━━ RECORDS SHOWN

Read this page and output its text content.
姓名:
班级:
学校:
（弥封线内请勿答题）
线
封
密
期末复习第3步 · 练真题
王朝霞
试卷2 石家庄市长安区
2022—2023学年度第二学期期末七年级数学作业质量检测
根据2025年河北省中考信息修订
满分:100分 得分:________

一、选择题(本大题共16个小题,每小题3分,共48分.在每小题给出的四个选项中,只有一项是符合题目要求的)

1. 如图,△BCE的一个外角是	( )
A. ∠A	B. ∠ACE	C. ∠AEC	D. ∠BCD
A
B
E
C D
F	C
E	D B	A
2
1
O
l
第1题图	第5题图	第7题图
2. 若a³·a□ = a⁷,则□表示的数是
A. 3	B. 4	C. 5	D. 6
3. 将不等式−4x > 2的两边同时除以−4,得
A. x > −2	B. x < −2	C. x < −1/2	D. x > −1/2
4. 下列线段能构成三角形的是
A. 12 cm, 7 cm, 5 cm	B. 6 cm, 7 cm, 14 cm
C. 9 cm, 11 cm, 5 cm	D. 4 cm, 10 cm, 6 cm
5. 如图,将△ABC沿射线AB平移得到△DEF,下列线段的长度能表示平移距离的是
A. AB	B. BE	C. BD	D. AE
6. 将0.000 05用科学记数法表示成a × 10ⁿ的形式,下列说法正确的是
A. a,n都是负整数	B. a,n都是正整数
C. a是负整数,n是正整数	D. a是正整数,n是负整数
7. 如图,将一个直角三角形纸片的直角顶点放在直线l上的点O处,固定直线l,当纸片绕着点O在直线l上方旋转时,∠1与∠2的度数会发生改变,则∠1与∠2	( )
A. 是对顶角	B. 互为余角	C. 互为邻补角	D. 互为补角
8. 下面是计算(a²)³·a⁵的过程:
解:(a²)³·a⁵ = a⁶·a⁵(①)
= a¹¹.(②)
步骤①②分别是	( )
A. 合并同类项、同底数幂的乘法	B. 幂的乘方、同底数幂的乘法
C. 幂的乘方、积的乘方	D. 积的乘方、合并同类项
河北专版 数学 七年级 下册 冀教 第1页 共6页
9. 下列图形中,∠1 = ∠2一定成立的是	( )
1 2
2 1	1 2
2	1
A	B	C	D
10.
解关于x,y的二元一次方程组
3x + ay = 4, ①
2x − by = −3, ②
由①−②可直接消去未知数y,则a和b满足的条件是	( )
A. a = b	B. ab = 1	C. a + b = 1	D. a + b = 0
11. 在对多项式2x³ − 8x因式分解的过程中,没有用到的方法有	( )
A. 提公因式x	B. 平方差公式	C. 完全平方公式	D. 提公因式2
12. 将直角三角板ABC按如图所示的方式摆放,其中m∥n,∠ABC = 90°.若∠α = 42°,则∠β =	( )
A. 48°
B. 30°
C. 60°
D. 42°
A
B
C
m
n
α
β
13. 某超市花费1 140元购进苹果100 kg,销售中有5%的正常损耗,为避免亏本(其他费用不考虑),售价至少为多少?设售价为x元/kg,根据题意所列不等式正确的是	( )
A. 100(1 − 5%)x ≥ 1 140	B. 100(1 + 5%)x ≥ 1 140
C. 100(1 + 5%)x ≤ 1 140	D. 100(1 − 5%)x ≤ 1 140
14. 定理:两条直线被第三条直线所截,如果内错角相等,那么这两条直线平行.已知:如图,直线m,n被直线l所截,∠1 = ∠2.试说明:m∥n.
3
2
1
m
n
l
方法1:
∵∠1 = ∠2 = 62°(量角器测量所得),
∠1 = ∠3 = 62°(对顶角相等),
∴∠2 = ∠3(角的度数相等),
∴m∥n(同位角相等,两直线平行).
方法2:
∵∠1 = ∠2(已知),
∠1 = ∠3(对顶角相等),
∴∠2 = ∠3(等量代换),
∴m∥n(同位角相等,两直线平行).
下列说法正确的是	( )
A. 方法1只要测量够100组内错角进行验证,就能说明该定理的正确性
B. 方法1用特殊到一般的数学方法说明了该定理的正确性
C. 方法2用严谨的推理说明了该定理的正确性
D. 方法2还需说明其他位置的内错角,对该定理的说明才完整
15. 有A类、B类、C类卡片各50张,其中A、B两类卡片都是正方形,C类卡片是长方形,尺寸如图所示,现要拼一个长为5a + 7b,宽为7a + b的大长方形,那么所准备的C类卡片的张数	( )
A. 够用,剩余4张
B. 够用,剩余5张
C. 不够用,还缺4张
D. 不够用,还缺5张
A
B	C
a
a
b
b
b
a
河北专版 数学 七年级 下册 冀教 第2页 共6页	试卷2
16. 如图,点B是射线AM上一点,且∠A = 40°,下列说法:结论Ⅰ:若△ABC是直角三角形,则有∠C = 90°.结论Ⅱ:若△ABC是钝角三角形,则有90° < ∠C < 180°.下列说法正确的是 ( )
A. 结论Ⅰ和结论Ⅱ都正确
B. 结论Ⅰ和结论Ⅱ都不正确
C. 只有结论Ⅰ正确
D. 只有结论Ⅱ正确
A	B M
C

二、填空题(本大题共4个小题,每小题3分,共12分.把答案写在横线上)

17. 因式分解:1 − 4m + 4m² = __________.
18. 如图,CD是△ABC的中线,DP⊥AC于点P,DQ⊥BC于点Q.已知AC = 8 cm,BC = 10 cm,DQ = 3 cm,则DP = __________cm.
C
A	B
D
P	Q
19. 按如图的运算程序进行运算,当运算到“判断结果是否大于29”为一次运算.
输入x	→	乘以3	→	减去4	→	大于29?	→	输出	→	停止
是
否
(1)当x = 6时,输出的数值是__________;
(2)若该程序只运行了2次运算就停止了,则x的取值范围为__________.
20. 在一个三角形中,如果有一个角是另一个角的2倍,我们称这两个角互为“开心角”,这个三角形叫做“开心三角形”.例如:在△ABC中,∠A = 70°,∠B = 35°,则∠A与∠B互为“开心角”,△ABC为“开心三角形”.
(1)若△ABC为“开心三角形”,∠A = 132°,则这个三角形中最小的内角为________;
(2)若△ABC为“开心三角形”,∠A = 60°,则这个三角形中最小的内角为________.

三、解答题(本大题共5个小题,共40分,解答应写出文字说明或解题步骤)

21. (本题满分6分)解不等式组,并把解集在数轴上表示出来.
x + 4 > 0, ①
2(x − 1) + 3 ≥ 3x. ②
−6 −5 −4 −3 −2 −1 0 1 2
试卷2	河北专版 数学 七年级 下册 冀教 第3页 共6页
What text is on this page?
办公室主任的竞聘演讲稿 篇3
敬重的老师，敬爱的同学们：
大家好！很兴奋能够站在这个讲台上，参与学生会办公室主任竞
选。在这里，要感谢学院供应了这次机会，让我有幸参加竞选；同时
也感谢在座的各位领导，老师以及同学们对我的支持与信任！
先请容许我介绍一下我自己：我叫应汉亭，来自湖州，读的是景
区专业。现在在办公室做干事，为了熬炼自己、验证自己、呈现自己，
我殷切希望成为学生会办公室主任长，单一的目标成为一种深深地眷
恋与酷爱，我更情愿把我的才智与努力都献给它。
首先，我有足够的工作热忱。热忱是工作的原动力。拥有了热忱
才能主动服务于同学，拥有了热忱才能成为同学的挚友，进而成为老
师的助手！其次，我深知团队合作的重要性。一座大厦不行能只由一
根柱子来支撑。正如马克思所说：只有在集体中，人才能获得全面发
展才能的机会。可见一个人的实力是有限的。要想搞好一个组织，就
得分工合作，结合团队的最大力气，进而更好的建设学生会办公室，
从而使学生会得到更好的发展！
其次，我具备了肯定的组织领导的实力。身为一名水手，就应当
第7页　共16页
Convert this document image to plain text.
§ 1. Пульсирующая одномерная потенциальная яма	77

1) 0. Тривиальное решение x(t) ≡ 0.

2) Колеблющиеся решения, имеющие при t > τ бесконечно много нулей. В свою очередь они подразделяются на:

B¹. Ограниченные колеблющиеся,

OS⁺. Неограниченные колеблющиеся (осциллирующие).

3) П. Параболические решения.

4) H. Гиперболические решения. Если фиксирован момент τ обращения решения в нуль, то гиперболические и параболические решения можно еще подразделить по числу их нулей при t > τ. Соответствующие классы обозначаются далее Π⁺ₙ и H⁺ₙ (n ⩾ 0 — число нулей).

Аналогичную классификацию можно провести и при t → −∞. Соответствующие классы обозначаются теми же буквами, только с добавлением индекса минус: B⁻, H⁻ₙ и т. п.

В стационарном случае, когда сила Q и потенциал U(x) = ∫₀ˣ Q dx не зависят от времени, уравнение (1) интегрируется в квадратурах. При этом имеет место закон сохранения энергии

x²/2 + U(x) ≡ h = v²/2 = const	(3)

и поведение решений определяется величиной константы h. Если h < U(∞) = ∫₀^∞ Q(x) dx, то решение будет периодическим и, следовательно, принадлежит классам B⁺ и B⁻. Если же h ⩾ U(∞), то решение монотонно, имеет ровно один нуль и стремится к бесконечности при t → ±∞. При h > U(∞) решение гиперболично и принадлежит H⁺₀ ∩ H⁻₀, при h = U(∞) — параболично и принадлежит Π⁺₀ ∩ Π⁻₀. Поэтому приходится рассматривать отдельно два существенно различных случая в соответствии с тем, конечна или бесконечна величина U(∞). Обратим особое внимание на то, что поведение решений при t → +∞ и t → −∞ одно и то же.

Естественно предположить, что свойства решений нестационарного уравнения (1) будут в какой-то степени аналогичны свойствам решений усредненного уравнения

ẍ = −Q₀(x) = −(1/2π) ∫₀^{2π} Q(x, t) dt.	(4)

━━━━

◆ YOUR OBJECTIVE: List the lines of the entries that include "this".

◆ OUTPUT OF THE TASK:
Read this page and output its text content.
What text is on this page?
Convert this document image to plain text.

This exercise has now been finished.